=== BLOQUE DE TEXTO ===
Que Trump está más cómodo rodeado de presidentes autoritarios está a estas alturas más que claro. Se le vio moverse como pez en el agua con el egipcio Abdel Fattah el-Sisi durante su gira por Oriente Medio, donde no hizo ni amago de alzar la voz en favor de los derechos de la mujer, contra las ejecuciones sumarias o a favor de los periodistas encarcelados durante su puesta de largo internacional en Arabia Saudí. Total, para qué. Business is business, que dirían los ingleses. De entre todos los amigos de dudosa moralidad que se ha echado el americano hay uno que destaca por encima de todos: Rodrigo Duterte, el presidente de Filipinas.
Duterte Maasin, Filipinas, 1945 es lo que viene a ser el más bruto de la clase. Bravuconea con que ha matado asesinos con sus propias manos y no duda en llamar a la carnicería colectiva si es necesario. Sobre los traficantes de drogas filipinos ha dicho en público: "Estaría feliz de masacrarlos yo mismo". Uno de los mitos que circulan sobre él dice que obligó a un turista que se había saltado una prohibición de fumar a comerse el cigarrillo a punta de pistola.

Todo apunta a que Duterte es un sádico de los de libro. Al poco de llegar al gobierno en 2016 lanzó una campaña para luchar contra las drogas. Su método incluye matar a traficantes de drogas y también a drogadictos. Varios grupos de derechos humanos han denunciado que al menos 9.000 personas han sido asesinadas en el marco de esta operación. Al presidente Trump no parece importarle. En abril lo llamó por teléfono para decirle que había oído que estaba haciendo un buen trabajo contra las drogas en Filipinas y simplemente quería felicitarlo.
El estilo de Duterte no es nada nuevo. Ya como alcalde de Davao había lanzado una campaña similar, ue le granjeó muchos apoyos entre los locales, que pedían mano dura contra quienes abusan de la drogas y los que hacen dinero con ellas. Él mismo lo admitió en enero. "Puede ser que acabe descrito en la historia como un carnicero".
Probablemente lo más curioso es que el propio Duterte ha sufrido problemas con las drogas. Según él mismo ha confesado, durante tiempo su médico le prescribió fentanil para tratar un fuerte dolor de espalda y sus migrañas. El opiáceo, terriblemente adictivo, es el mismo que mató al músico Prince en abril del año pasado. Hace décadas, tras descubirir que tiene problemas crónicos en las arterias y el esófago, Duterte había dejado de fumar y beber.

Su infancia refleja todo tipo de atrocidades. Su padre tenía un cargo político destacado, pero eso no impedía que fuera regularmente golpeado por su madre con un látigo usado para los caballos. Durante su tiempo en un colegio jesuita, uno de los curas abusó de él. A menudo estaba metido en peleas y de las represalias policiales se libraba por las conexiones políticas de su padre. A este le dijo que ya que siempre estaba metido en líos, sería bueno que estudiara derecho y así podría defenderse él mismo. Durante el último año de carrera le metió un tiro a un compañero que al parecer lo acosaba.

=== COMPRUEBA TU COMPRENSIÓN ===
(1) Según el texto sobre Duterte, ¿qué fármaco le recetó su médico y para tratar qué dolencias?
(2) Copia literalmente el pasaje del texto sobre Duterte que comienza con las palabras que contienen "Que Trump está" y termina con "presidente de Filipinas.".

=== MATERIAL MOSTRADO ===

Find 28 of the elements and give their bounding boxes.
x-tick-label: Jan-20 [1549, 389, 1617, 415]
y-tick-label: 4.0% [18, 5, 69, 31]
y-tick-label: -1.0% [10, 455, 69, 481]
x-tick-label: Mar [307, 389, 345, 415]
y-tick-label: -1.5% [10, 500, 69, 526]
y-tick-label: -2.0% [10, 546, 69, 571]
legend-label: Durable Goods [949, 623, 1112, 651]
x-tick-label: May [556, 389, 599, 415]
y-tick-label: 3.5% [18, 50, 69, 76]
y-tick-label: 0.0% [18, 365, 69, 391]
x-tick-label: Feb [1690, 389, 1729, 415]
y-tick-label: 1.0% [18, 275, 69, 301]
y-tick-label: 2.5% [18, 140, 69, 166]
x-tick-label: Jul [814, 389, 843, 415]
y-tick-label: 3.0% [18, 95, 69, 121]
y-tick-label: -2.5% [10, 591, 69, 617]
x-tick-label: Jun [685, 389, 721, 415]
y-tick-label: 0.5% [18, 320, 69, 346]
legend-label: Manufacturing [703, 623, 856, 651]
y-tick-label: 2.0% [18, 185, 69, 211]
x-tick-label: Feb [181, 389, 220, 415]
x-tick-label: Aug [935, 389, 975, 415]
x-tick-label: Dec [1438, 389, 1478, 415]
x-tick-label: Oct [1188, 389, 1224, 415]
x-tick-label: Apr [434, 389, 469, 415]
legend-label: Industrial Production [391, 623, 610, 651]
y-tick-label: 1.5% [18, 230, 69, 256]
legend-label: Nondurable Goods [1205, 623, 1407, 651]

=== SOLUCIONES DEL EJERCICIO ===
(1) Fentanil, para tratar un fuerte dolor de espalda y sus migrañas.

(2)
Que Trump está más cómodo rodeado de presidentes autoritarios está a estas alturas más que claro. Se le vio moverse como pez en el agua con el egipcio Abdel Fattah el-Sisi durante su gira por Oriente Medio, donde no hizo ni amago de alzar la voz en favor de los derechos de la mujer, contra las ejecuciones sumarias o a favor de los periodistas encarcelados durante su puesta de largo internacional en Arabia Saudí. Total, para qué. Business is business, que dirían los ingleses. De entre todos los amigos de dudosa moralidad que se ha echado el americano hay uno que destaca por encima de todos: Rodrigo Duterte, el presidente de Filipinas.